Give the number of lines in the data that hold the string "全国硕士生招生调剂服务系统". Nothing else is needed.

--- Start of SOURCE RECORDS ---

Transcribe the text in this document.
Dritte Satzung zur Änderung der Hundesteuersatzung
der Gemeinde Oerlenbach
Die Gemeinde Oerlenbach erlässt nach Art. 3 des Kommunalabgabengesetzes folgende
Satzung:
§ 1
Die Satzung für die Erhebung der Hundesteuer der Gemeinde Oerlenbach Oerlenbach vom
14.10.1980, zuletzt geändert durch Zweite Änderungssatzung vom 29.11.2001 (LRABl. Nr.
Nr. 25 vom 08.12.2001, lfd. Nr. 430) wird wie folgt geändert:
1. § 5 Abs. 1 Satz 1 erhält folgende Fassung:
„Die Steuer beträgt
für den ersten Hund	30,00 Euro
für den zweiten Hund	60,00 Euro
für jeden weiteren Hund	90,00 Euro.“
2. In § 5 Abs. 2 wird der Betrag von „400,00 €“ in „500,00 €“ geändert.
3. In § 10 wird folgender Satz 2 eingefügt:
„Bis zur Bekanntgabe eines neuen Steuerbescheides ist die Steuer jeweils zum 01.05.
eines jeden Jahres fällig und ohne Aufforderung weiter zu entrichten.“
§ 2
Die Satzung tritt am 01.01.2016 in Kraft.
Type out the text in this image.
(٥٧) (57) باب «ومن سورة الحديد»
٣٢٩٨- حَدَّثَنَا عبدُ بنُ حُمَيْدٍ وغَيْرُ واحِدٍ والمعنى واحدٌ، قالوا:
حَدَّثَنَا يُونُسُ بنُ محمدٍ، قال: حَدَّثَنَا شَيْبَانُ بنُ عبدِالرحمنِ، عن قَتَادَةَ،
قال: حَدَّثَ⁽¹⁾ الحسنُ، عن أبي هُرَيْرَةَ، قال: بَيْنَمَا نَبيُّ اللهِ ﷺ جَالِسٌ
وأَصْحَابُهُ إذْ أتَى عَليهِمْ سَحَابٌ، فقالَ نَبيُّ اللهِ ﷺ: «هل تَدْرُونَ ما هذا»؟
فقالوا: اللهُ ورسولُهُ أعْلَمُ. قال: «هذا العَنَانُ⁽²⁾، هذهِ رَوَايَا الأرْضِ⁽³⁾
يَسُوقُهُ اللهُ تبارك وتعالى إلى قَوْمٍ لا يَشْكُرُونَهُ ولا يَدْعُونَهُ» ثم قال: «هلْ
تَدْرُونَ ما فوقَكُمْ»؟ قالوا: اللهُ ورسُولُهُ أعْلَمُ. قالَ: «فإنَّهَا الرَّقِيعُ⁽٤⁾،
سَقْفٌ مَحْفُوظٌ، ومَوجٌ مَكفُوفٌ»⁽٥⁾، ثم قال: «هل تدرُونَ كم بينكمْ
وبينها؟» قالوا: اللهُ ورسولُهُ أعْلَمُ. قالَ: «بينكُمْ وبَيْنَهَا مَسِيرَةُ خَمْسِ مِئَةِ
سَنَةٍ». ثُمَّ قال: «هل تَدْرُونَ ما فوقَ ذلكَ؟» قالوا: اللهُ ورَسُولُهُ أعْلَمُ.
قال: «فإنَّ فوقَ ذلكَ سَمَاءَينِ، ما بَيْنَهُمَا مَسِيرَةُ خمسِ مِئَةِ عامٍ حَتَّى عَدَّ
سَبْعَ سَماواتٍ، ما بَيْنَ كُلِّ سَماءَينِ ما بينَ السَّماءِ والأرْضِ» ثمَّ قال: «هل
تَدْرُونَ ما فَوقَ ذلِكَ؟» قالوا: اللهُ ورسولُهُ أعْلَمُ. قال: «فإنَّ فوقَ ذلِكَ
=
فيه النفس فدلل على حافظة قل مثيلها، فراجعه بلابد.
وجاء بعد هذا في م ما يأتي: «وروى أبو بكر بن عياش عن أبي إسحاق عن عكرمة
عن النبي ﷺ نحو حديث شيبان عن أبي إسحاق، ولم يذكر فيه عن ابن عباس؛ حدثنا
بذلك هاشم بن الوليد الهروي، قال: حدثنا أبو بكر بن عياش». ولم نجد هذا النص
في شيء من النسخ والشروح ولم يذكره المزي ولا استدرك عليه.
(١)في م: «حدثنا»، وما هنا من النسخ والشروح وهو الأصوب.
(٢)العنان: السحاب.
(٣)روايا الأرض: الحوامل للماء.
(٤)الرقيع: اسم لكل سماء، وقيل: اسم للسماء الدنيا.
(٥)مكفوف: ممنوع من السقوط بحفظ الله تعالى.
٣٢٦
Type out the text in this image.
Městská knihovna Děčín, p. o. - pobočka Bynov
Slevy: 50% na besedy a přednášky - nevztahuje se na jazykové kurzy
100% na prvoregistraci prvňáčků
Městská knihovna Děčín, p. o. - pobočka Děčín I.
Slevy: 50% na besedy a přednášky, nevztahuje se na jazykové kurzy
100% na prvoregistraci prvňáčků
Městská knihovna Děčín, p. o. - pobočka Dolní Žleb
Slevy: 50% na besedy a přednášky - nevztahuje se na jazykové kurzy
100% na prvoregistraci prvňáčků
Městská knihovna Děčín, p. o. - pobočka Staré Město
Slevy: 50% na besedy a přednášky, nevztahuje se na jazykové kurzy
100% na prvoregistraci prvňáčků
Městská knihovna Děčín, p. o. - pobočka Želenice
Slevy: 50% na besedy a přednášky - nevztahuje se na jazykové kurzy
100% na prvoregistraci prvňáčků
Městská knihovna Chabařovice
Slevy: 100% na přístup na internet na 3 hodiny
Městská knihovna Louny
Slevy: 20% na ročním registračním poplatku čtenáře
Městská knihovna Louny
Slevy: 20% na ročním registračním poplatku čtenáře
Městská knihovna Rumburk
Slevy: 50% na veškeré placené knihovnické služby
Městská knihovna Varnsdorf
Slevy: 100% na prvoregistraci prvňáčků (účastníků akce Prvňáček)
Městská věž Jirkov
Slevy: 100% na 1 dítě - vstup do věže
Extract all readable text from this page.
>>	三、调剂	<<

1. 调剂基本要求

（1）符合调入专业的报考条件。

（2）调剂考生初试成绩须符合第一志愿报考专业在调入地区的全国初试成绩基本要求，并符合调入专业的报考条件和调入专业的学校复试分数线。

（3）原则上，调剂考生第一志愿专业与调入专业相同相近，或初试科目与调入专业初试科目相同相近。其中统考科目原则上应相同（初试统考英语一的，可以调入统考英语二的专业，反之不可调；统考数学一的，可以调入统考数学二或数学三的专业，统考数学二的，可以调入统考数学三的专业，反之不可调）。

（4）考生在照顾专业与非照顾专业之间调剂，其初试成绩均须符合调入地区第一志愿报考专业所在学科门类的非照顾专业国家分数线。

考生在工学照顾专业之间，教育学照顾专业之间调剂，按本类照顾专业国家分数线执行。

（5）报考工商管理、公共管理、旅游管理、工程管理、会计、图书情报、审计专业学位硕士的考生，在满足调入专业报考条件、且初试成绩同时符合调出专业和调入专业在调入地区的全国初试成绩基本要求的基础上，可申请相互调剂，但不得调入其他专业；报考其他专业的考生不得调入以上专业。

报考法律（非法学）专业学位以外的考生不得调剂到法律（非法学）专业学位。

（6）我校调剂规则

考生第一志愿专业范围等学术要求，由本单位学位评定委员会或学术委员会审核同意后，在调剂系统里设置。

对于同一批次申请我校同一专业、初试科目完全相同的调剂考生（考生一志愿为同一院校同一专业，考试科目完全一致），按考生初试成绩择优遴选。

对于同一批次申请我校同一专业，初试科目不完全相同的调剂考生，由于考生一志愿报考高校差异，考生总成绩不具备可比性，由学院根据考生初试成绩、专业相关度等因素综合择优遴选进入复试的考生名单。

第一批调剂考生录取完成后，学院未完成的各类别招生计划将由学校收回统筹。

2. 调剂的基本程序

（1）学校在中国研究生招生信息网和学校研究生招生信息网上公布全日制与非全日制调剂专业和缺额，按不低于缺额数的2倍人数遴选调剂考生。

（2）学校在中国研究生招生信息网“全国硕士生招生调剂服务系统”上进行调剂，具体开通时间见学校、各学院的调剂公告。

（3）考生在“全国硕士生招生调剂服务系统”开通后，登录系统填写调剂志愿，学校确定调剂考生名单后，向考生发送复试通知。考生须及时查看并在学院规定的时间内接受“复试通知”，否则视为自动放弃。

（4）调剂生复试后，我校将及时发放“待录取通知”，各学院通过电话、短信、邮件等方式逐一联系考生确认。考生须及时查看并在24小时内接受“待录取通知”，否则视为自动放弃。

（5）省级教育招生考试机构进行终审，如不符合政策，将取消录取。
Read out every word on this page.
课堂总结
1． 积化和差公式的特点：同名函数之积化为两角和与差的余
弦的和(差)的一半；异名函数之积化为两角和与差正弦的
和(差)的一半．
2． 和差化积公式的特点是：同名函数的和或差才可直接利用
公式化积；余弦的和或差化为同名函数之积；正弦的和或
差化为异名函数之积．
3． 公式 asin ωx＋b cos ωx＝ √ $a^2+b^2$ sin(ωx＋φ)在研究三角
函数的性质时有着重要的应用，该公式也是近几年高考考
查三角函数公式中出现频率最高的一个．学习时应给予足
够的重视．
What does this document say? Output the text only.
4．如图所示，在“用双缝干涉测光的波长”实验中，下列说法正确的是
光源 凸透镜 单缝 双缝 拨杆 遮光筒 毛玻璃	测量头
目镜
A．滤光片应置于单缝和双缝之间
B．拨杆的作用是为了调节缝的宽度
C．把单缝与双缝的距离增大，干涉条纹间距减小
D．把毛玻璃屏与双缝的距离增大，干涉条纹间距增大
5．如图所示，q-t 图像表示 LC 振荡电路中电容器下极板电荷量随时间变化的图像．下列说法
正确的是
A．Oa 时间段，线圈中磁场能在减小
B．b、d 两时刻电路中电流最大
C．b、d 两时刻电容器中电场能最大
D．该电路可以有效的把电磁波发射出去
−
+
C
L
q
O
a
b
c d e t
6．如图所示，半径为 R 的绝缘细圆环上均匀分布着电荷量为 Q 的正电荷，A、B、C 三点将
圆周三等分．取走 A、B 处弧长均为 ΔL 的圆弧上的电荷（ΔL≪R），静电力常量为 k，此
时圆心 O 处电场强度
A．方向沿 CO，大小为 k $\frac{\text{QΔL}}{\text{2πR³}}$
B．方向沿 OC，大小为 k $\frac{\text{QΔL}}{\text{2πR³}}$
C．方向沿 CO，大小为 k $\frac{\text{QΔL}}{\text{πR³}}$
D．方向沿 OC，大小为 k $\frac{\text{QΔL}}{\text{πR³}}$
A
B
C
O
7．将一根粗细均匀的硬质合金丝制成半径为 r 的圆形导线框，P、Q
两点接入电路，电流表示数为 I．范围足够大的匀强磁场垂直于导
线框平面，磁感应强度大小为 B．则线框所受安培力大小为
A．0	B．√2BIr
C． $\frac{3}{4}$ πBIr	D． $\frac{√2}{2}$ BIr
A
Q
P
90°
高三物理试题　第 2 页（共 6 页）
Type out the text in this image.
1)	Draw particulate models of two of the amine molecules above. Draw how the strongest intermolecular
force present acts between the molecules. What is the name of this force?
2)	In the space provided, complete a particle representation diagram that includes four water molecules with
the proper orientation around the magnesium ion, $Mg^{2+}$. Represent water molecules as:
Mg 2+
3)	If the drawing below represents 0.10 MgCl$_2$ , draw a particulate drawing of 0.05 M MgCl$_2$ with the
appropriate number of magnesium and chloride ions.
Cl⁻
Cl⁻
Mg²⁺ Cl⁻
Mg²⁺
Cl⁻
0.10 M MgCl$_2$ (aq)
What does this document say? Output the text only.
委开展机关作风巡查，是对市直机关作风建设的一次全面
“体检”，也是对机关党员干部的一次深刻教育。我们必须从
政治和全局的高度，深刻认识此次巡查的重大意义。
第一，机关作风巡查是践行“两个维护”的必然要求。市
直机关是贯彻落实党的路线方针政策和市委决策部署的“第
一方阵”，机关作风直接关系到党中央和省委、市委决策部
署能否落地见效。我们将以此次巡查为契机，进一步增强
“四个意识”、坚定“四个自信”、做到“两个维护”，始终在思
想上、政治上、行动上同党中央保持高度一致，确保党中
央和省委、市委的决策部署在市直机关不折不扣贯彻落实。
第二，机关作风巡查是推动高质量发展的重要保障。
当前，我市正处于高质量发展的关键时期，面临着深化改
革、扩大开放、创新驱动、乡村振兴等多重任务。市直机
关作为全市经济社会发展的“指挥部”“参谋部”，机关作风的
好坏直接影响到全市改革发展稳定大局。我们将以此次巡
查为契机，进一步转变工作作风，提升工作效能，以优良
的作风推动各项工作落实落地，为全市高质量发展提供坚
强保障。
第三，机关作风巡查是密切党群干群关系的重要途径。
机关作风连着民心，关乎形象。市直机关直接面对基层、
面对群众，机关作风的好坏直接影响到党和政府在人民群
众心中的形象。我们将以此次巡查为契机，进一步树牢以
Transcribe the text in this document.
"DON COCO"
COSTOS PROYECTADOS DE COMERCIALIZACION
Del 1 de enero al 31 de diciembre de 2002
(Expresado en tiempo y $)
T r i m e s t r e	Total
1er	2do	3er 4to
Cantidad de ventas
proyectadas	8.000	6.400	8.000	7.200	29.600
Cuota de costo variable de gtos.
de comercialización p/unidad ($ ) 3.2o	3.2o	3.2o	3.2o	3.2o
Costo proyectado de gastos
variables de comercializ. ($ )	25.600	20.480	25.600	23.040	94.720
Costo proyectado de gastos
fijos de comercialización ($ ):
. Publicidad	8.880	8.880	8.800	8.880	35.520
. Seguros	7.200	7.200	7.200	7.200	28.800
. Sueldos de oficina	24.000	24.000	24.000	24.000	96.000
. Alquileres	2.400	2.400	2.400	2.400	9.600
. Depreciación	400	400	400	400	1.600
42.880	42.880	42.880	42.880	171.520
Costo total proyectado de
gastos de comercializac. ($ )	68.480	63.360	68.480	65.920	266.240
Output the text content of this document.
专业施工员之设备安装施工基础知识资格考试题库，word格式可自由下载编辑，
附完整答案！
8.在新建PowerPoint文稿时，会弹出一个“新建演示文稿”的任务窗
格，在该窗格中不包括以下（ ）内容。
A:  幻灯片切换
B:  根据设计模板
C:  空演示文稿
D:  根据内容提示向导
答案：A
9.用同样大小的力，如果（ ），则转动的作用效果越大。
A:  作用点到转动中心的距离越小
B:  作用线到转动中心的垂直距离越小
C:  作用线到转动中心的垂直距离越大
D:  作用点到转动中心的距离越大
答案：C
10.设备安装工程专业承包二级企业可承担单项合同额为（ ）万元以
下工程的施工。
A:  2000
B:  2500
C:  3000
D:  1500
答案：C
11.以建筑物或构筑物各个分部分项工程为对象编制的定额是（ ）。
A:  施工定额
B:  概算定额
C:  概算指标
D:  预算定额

--- End of SOURCE RECORDS ---

*WRITTEN REPLY:*
2